_Extracted entries_:
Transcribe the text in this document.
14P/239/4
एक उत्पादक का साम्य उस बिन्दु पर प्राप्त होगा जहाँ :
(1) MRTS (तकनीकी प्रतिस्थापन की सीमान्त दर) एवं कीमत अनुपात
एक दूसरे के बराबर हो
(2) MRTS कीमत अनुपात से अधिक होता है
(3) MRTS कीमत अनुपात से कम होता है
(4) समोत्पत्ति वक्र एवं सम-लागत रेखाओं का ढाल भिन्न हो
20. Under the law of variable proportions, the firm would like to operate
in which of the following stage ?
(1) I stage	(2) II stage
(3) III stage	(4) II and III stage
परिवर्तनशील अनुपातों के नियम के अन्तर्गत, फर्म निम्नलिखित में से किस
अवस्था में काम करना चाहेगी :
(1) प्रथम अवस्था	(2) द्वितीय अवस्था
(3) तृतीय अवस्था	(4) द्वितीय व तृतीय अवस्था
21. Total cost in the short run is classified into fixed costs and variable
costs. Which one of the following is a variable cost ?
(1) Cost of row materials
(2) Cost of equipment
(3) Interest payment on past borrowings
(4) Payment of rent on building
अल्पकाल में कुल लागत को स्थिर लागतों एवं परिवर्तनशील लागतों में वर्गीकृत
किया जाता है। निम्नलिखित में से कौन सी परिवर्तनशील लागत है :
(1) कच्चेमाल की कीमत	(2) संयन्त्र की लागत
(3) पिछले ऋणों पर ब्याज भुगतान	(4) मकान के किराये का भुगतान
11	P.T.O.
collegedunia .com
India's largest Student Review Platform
--
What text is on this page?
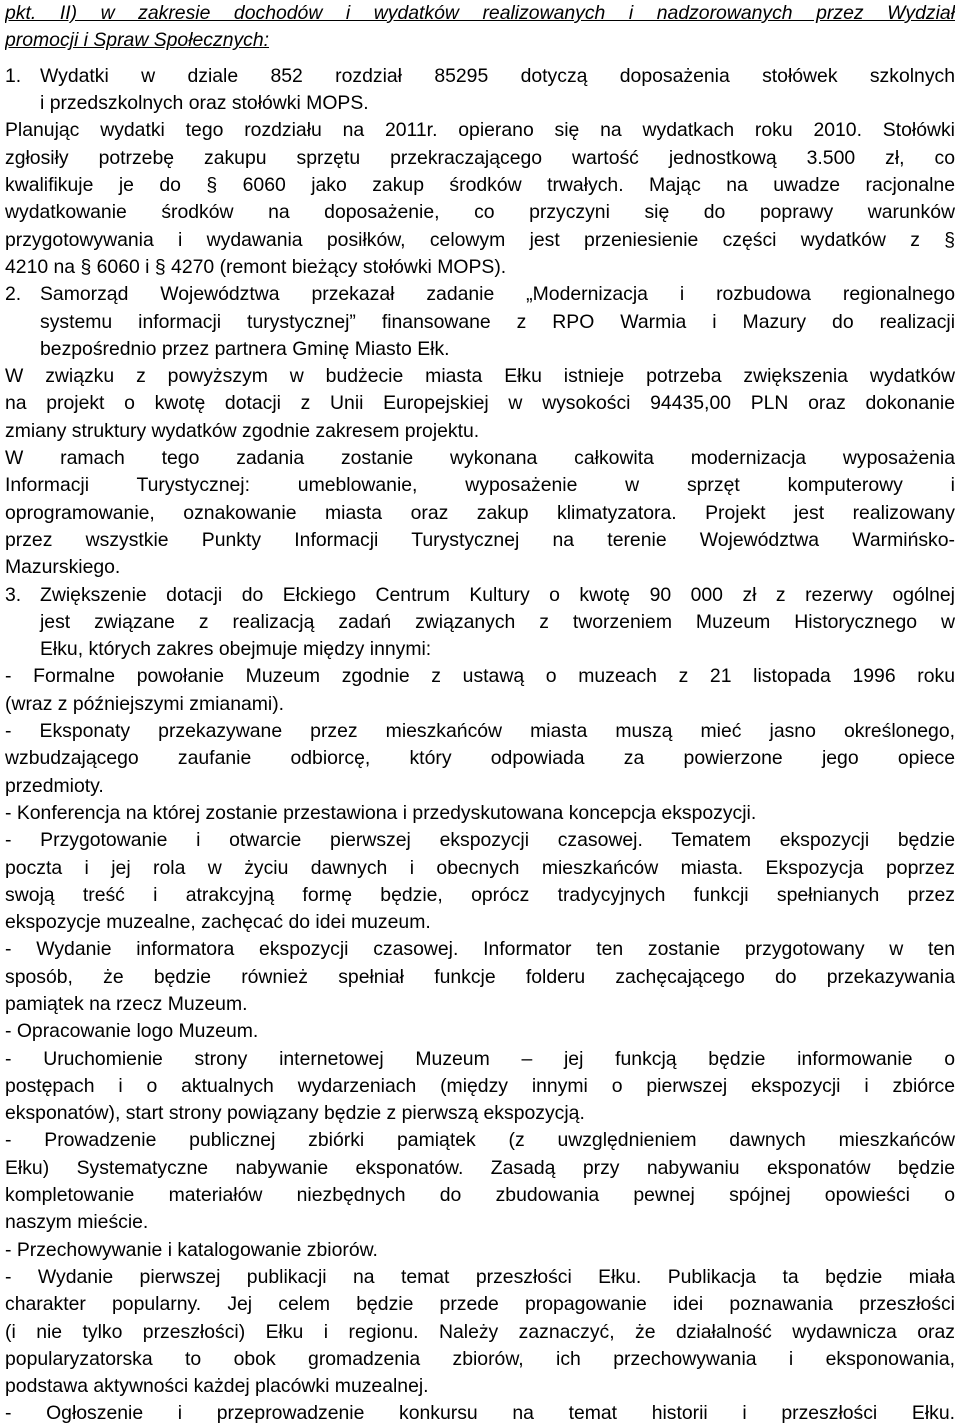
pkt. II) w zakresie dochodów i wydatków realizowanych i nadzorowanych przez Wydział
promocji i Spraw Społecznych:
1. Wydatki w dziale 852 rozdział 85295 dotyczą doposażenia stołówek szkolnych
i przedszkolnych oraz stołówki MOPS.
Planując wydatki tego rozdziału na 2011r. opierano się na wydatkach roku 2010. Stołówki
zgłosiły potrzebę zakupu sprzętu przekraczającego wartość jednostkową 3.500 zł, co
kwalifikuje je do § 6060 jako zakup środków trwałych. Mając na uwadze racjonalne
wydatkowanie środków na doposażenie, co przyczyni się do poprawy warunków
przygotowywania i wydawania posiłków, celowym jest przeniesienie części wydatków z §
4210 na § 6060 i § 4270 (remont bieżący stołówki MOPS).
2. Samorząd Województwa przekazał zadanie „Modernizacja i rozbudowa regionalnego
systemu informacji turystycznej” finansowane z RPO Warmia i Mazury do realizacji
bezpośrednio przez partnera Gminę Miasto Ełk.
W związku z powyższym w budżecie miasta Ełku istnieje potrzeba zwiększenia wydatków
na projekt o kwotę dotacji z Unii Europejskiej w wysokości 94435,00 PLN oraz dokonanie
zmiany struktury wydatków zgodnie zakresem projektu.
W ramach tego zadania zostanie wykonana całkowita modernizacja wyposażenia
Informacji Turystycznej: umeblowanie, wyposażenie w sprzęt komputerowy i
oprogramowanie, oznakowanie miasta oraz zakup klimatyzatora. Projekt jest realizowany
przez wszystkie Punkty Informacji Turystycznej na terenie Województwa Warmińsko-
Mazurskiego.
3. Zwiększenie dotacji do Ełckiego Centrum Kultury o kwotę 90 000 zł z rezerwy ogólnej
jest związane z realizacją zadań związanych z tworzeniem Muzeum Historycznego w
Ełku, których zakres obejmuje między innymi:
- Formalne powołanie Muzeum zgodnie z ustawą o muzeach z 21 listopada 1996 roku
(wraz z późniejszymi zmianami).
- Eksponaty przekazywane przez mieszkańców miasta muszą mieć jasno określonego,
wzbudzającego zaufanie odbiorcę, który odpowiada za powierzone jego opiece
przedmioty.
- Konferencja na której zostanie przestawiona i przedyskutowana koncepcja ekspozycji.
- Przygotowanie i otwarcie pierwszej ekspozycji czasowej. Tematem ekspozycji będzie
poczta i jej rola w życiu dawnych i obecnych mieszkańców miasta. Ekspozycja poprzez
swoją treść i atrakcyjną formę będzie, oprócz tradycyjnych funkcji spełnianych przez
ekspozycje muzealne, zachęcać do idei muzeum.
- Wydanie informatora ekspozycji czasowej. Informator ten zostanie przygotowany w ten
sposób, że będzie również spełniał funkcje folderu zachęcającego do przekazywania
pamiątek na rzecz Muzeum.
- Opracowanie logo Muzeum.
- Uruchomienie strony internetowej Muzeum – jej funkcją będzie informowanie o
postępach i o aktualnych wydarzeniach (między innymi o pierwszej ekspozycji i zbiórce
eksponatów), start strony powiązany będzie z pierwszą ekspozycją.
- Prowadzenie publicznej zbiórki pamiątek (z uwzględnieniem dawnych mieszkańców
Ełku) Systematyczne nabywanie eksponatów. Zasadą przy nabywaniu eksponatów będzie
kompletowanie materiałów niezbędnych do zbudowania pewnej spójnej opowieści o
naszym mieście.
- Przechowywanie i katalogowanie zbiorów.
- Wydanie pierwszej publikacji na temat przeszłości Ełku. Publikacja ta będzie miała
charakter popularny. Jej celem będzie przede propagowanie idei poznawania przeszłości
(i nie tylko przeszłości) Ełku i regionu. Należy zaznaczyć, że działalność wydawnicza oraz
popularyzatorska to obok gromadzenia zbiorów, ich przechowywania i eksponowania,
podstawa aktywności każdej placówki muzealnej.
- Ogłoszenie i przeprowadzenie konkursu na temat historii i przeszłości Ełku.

_What you have to do_:
Establish how many lines of the records contain the string "stage" and state that number without elaboration.

_Completed task_:
3